**REQUIREMENTS**
Count the lines below that contain the word "principal", and give only that number.

**PROVIDED ENTRIES**

★ ★ ★ ★

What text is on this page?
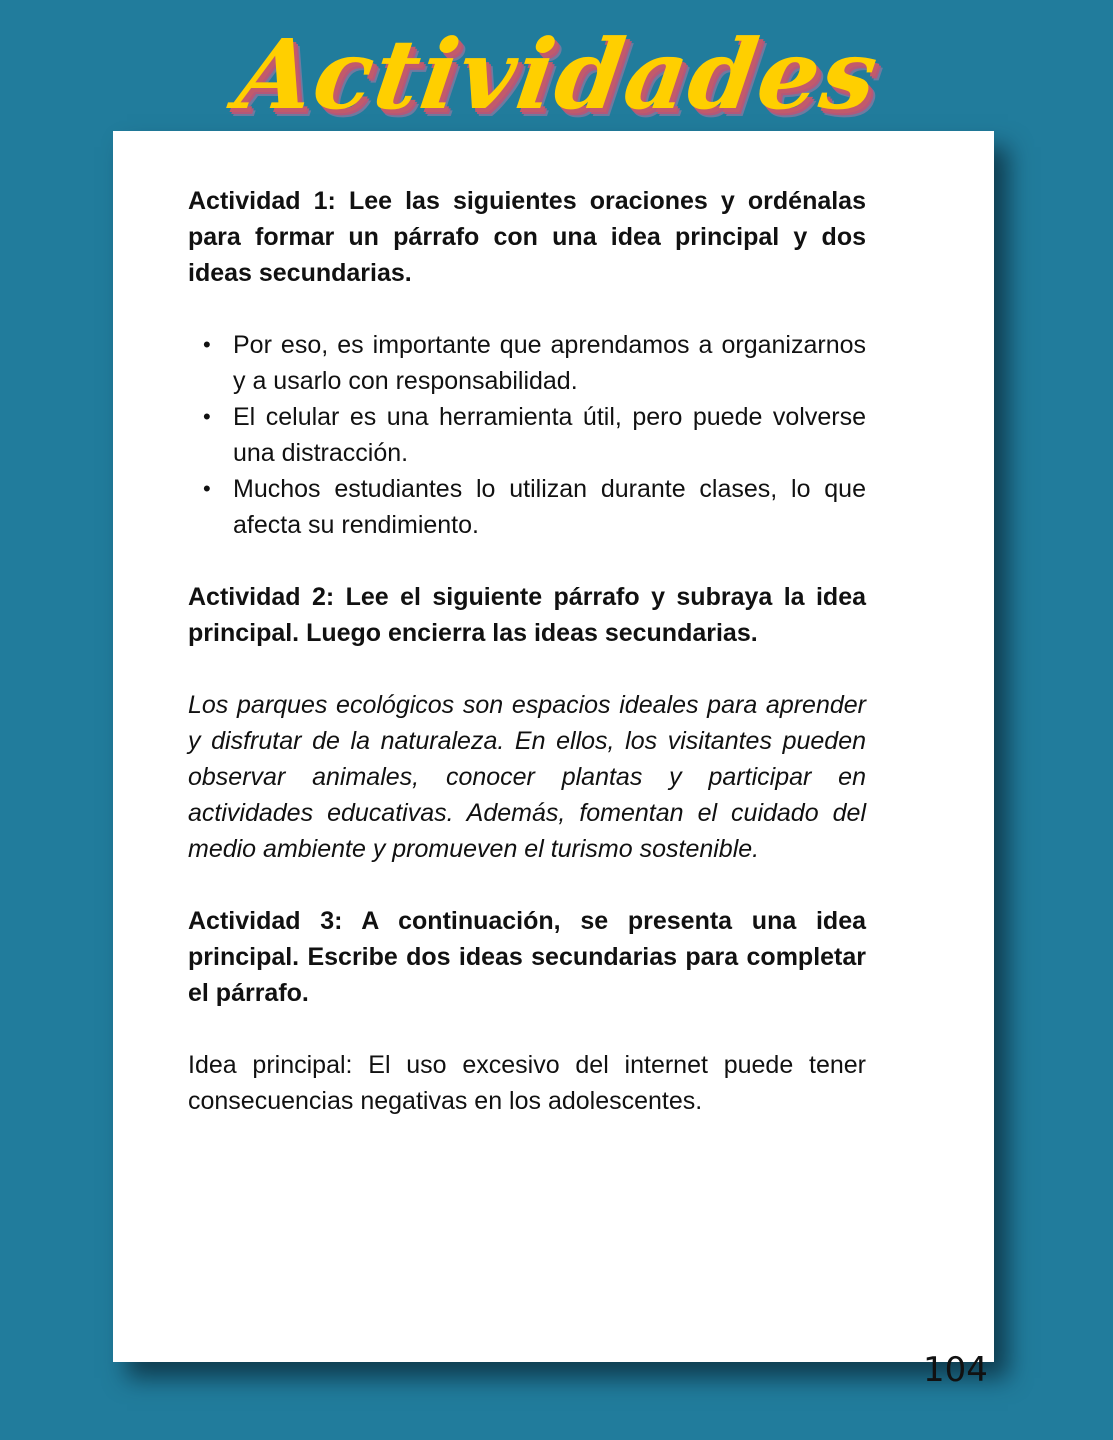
Actividades

Actividad 1: Lee las siguientes oraciones y ordénalas para formar un párrafo con una idea principal y dos ideas secundarias.

• Por eso, es importante que aprendamos a organizarnos y a usarlo con responsabilidad.
• El celular es una herramienta útil, pero puede volverse una distracción.
• Muchos estudiantes lo utilizan durante clases, lo que afecta su rendimiento.

Actividad 2: Lee el siguiente párrafo y subraya la idea principal. Luego encierra las ideas secundarias.

Los parques ecológicos son espacios ideales para aprender y disfrutar de la naturaleza. En ellos, los visitantes pueden observar animales, conocer plantas y participar en actividades educativas. Además, fomentan el cuidado del medio ambiente y promueven el turismo sostenible.

Actividad 3: A continuación, se presenta una idea principal. Escribe dos ideas secundarias para completar el párrafo.

Idea principal: El uso excesivo del internet puede tener consecuencias negativas en los adolescentes.

104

★ ★ ★ ★

**PROBLEM SOLUTION**
4